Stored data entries
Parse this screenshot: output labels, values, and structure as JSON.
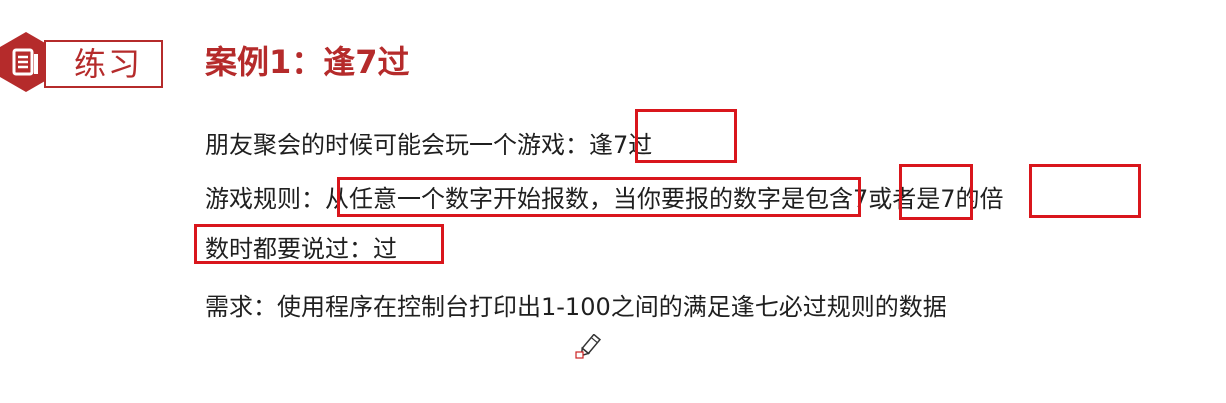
{
  "badge": {
    "label": "练习",
    "icon": "document-list-icon",
    "color": "#b52b2b"
  },
  "title": "案例1：逢7过",
  "paragraph": {
    "line1": "朋友聚会的时候可能会玩一个游戏：逢7过",
    "line2": "游戏规则：从任意一个数字开始报数，当你要报的数字是包含7或者是7的倍",
    "line3": "数时都要说过：过",
    "line4": "需求：使用程序在控制台打印出1-100之间的满足逢七必过规则的数据"
  },
  "highlight_color": "#d9161c",
  "cursor": "pencil-cursor-icon"
}
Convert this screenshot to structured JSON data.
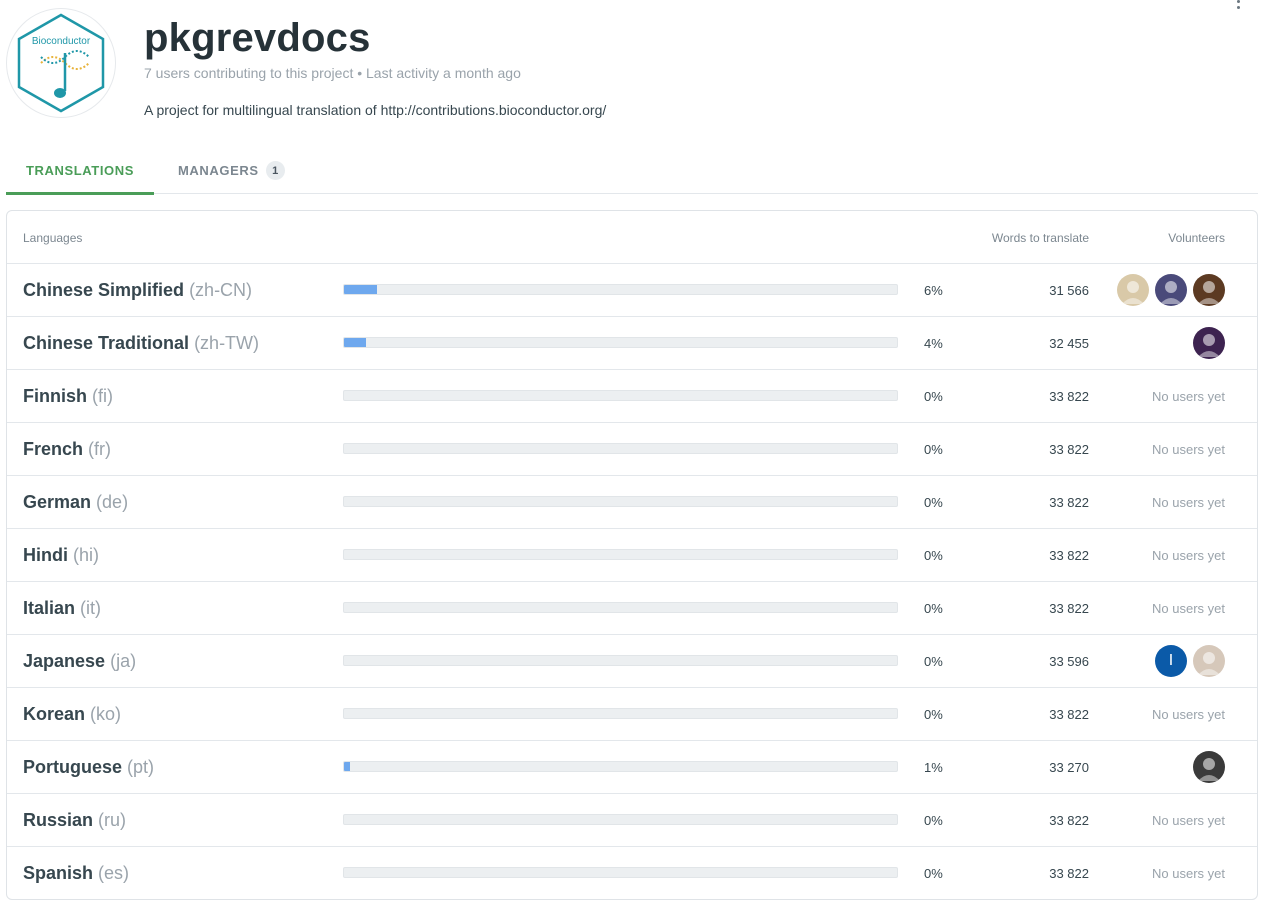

= TASK DESCRIPTION =
Return to the listing above and set it down exactly, leaving out its pictures.

= RIGHT ANSWER =
Parse this screenshot: output labels, values, and structure as JSON.
{
  "badge": {
    "label": "练习",
    "icon": "document-list-icon",
    "color": "#b52b2b"
  },
  "title": "案例1：逢7过",
  "paragraph": {
    "line1": "朋友聚会的时候可能会玩一个游戏：逢7过",
    "line2": "游戏规则：从任意一个数字开始报数，当你要报的数字是包含7或者是7的倍",
    "line3": "数时都要说过：过",
    "line4": "需求：使用程序在控制台打印出1-100之间的满足逢七必过规则的数据"
  },
  "highlight_color": "#d9161c",
  "cursor": "pencil-cursor-icon"
}
Convert this screenshot to structured JSON data.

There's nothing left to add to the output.